**YOUR TASK:** Please give the data below again in full, exactly as it stands.

**DATA IN THIS EXERCISE:**
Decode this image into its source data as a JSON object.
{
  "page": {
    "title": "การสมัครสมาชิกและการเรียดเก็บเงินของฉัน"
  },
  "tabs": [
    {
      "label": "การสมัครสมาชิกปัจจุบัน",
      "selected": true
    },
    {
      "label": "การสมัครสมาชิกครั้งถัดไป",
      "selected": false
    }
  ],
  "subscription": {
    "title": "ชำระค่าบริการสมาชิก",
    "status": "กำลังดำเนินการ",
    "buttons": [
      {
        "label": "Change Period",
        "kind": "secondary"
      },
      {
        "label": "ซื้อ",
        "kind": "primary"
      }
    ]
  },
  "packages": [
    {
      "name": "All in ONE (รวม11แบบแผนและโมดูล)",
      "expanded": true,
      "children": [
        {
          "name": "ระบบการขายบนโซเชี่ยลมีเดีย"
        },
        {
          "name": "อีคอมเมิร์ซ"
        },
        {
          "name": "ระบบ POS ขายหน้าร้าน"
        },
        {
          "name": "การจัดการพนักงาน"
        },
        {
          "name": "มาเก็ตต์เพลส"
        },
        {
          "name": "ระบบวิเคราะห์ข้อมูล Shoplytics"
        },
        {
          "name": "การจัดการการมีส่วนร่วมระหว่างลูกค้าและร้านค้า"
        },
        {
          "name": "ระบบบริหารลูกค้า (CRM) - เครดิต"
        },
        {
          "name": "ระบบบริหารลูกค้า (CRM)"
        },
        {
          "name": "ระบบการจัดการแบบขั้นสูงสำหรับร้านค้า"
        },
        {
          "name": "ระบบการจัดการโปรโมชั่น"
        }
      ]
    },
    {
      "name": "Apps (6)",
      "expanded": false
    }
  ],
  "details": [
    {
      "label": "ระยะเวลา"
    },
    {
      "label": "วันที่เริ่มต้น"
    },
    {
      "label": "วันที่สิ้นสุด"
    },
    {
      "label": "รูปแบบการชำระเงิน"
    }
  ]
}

**ANSWER TO THE PROBLEM:**
Decode this image into its source data as a JSON object.
{
  "page": {
    "title": "การสมัครสมาชิกและการเรียดเก็บเงินของฉัน"
  },
  "tabs": [
    {
      "label": "การสมัครสมาชิกปัจจุบัน",
      "selected": true
    },
    {
      "label": "การสมัครสมาชิกครั้งถัดไป",
      "selected": false
    }
  ],
  "subscription": {
    "title": "ชำระค่าบริการสมาชิก",
    "status": "กำลังดำเนินการ",
    "buttons": [
      {
        "label": "Change Period",
        "kind": "secondary"
      },
      {
        "label": "ซื้อ",
        "kind": "primary"
      }
    ]
  },
  "packages": [
    {
      "name": "All in ONE (รวม11แบบแผนและโมดูล)",
      "expanded": true,
      "children": [
        {
          "name": "ระบบการขายบนโซเชี่ยลมีเดีย"
        },
        {
          "name": "อีคอมเมิร์ซ"
        },
        {
          "name": "ระบบ POS ขายหน้าร้าน"
        },
        {
          "name": "การจัดการพนักงาน"
        },
        {
          "name": "มาเก็ตต์เพลส"
        },
        {
          "name": "ระบบวิเคราะห์ข้อมูล Shoplytics"
        },
        {
          "name": "การจัดการการมีส่วนร่วมระหว่างลูกค้าและร้านค้า"
        },
        {
          "name": "ระบบบริหารลูกค้า (CRM) - เครดิต"
        },
        {
          "name": "ระบบบริหารลูกค้า (CRM)"
        },
        {
          "name": "ระบบการจัดการแบบขั้นสูงสำหรับร้านค้า"
        },
        {
          "name": "ระบบการจัดการโปรโมชั่น"
        }
      ]
    },
    {
      "name": "Apps (6)",
      "expanded": false
    }
  ],
  "details": [
    {
      "label": "ระยะเวลา"
    },
    {
      "label": "วันที่เริ่มต้น"
    },
    {
      "label": "วันที่สิ้นสุด"
    },
    {
      "label": "รูปแบบการชำระเงิน"
    }
  ]
}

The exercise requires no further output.